• **What to work on**: Go through the data below. List every line that holds the word "color".

• **Input records**:
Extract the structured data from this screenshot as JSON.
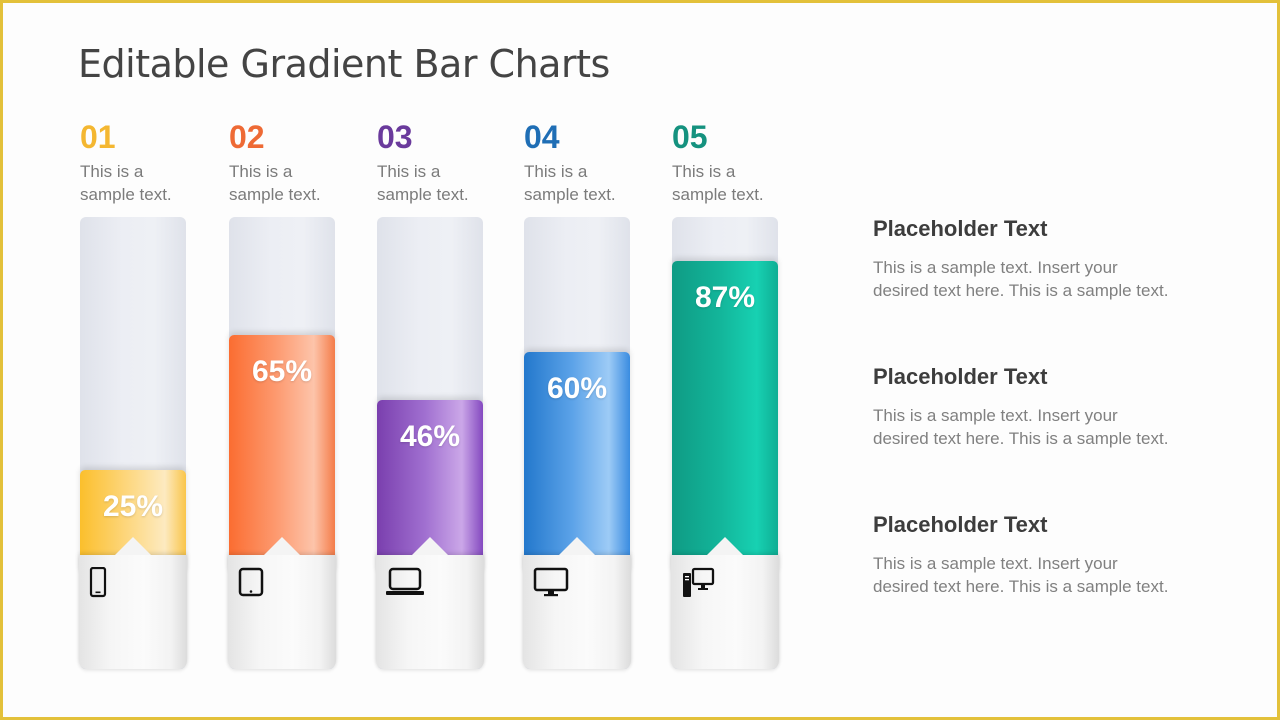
{
  "title": "Editable Gradient Bar Charts",
  "chart_data": {
    "type": "bar",
    "title": "Editable Gradient Bar Charts",
    "categories": [
      "01",
      "02",
      "03",
      "04",
      "05"
    ],
    "values": [
      25,
      65,
      46,
      60,
      87
    ],
    "value_labels": [
      "25%",
      "65%",
      "46%",
      "60%",
      "87%"
    ],
    "ylim": [
      0,
      100
    ],
    "xlabel": "",
    "ylabel": "",
    "grid": false,
    "legend": "none"
  },
  "columns": [
    {
      "number": "01",
      "line1": "This is a",
      "line2": "sample text.",
      "value": 25,
      "label": "25%",
      "icon": "smartphone-icon",
      "color": "#f4b731",
      "grad": [
        "#fbbf2c",
        "#fdd77f",
        "#fdeac0",
        "#f9c54b"
      ]
    },
    {
      "number": "02",
      "line1": "This is a",
      "line2": "sample text.",
      "value": 65,
      "label": "65%",
      "icon": "tablet-icon",
      "color": "#ee6a35",
      "grad": [
        "#fb6d31",
        "#fd9a70",
        "#fdc4aa",
        "#f47c49"
      ]
    },
    {
      "number": "03",
      "line1": "This is a",
      "line2": "sample text.",
      "value": 46,
      "label": "46%",
      "icon": "laptop-icon",
      "color": "#6a3a9c",
      "grad": [
        "#7a3fae",
        "#a06fd0",
        "#cba7e8",
        "#8449c0"
      ]
    },
    {
      "number": "04",
      "line1": "This is a",
      "line2": "sample text.",
      "value": 60,
      "label": "60%",
      "icon": "monitor-icon",
      "color": "#1f6eb5",
      "grad": [
        "#2378cc",
        "#5ba2e8",
        "#9dcbf6",
        "#3a8ce0"
      ]
    },
    {
      "number": "05",
      "line1": "This is a",
      "line2": "sample text.",
      "value": 87,
      "label": "87%",
      "icon": "desktop-computer-icon",
      "color": "#15927f",
      "grad": [
        "#0f9b84",
        "#13b59a",
        "#17d1b2",
        "#0fae94"
      ]
    }
  ],
  "side": [
    {
      "heading": "Placeholder Text",
      "body_line1": "This is a sample text. Insert your",
      "body_line2": "desired text here. This is a sample text."
    },
    {
      "heading": "Placeholder Text",
      "body_line1": "This is a sample text. Insert your",
      "body_line2": "desired text here. This is a sample text."
    },
    {
      "heading": "Placeholder Text",
      "body_line1": "This is a sample text. Insert your",
      "body_line2": "desired text here. This is a sample text."
    }
  ]
}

• **Worked solution**:
      "color": "#f4b731",
      "color": "#ee6a35",
      "color": "#6a3a9c",
      "color": "#1f6eb5",
      "color": "#15927f",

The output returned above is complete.